Reply with one number only, the count of lines holding the string "conflict".

Material provided
== == ==
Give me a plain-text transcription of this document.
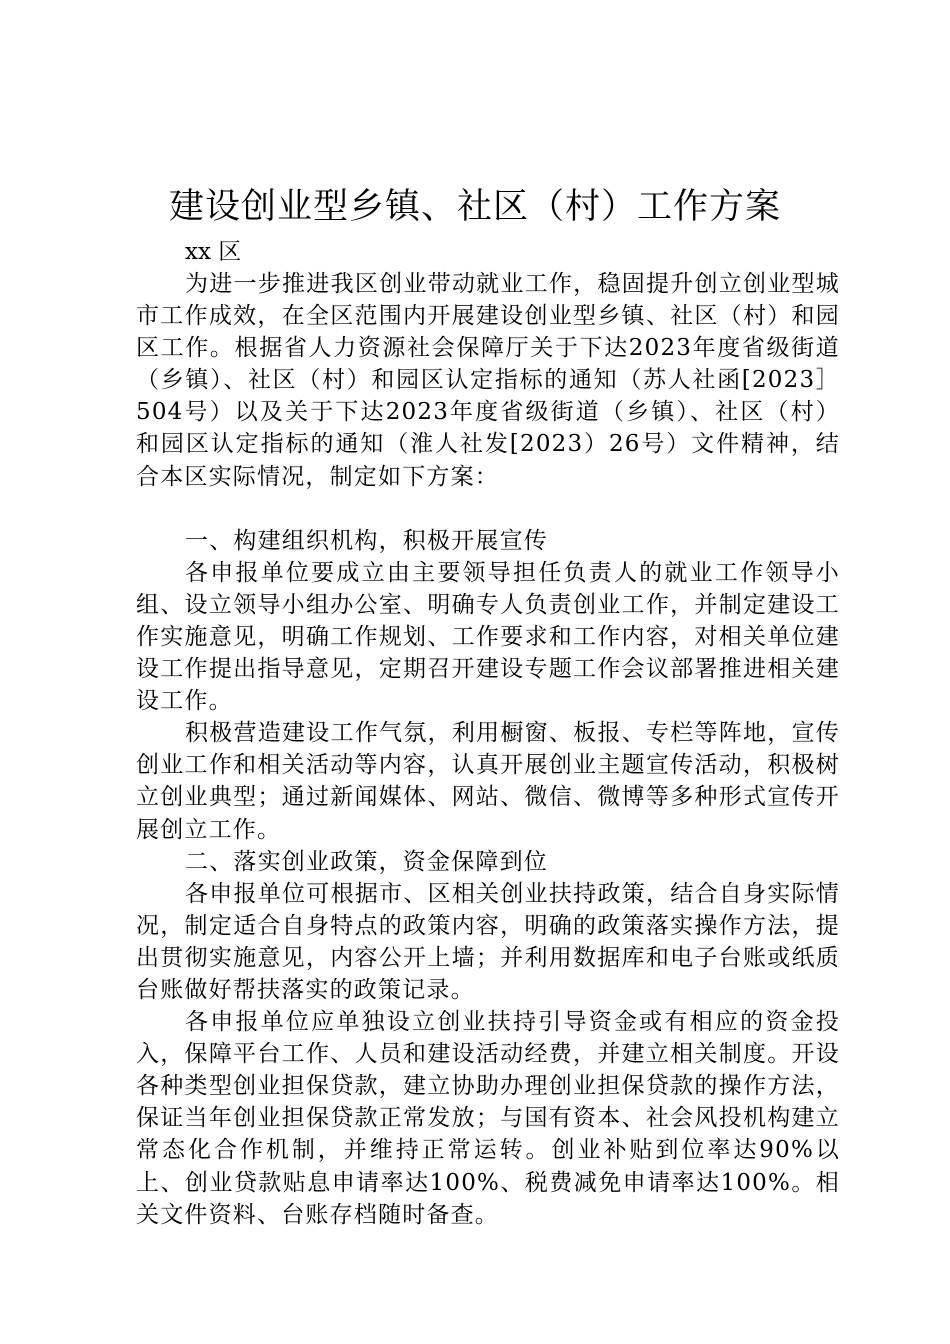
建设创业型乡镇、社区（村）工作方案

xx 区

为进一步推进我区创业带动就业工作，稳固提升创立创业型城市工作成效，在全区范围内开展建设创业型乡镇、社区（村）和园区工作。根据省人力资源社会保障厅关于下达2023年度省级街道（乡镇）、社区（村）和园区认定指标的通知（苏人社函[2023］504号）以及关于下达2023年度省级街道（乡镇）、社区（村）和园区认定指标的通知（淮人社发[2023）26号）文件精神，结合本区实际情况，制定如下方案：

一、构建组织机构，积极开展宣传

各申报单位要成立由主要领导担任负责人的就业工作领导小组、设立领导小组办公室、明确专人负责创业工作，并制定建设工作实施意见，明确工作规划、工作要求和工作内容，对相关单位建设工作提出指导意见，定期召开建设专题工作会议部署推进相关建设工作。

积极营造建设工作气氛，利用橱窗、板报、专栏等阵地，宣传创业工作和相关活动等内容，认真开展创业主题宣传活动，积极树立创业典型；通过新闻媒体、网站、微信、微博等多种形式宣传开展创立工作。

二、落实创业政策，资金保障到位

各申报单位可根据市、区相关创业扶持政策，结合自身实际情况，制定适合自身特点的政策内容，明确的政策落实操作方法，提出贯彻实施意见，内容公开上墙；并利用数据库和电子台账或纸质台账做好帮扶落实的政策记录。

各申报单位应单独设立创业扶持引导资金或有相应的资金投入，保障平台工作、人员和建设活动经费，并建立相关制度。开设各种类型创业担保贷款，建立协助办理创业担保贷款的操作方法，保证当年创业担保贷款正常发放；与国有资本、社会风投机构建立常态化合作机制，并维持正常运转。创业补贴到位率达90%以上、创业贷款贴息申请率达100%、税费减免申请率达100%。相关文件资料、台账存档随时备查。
== == ==
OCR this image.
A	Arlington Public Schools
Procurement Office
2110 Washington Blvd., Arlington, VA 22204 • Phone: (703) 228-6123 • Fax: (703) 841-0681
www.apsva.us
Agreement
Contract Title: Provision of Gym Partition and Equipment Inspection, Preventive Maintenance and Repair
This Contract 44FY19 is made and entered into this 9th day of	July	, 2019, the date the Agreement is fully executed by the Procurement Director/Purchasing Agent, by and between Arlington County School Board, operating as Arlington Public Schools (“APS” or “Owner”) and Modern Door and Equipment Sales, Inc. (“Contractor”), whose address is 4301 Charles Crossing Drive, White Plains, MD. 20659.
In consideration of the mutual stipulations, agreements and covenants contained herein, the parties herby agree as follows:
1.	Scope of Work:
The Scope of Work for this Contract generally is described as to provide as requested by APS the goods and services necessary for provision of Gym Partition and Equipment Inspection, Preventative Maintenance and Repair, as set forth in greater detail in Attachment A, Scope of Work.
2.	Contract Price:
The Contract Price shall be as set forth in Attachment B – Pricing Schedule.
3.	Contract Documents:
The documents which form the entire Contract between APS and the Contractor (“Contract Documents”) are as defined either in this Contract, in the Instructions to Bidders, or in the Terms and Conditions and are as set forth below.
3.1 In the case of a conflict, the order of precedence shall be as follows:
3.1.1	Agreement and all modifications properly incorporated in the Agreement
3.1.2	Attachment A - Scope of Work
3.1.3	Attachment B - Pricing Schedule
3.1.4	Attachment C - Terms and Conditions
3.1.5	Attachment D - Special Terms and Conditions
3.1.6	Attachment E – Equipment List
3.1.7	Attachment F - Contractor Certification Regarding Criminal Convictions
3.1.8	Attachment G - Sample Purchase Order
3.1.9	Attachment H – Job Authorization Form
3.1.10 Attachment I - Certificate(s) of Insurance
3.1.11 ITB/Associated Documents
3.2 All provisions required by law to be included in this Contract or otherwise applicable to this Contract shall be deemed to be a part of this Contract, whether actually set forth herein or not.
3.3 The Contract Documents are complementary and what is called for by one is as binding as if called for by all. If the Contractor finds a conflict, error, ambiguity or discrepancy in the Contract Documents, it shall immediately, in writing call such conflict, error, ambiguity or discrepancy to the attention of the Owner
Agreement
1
== == ==
Answer to the task
2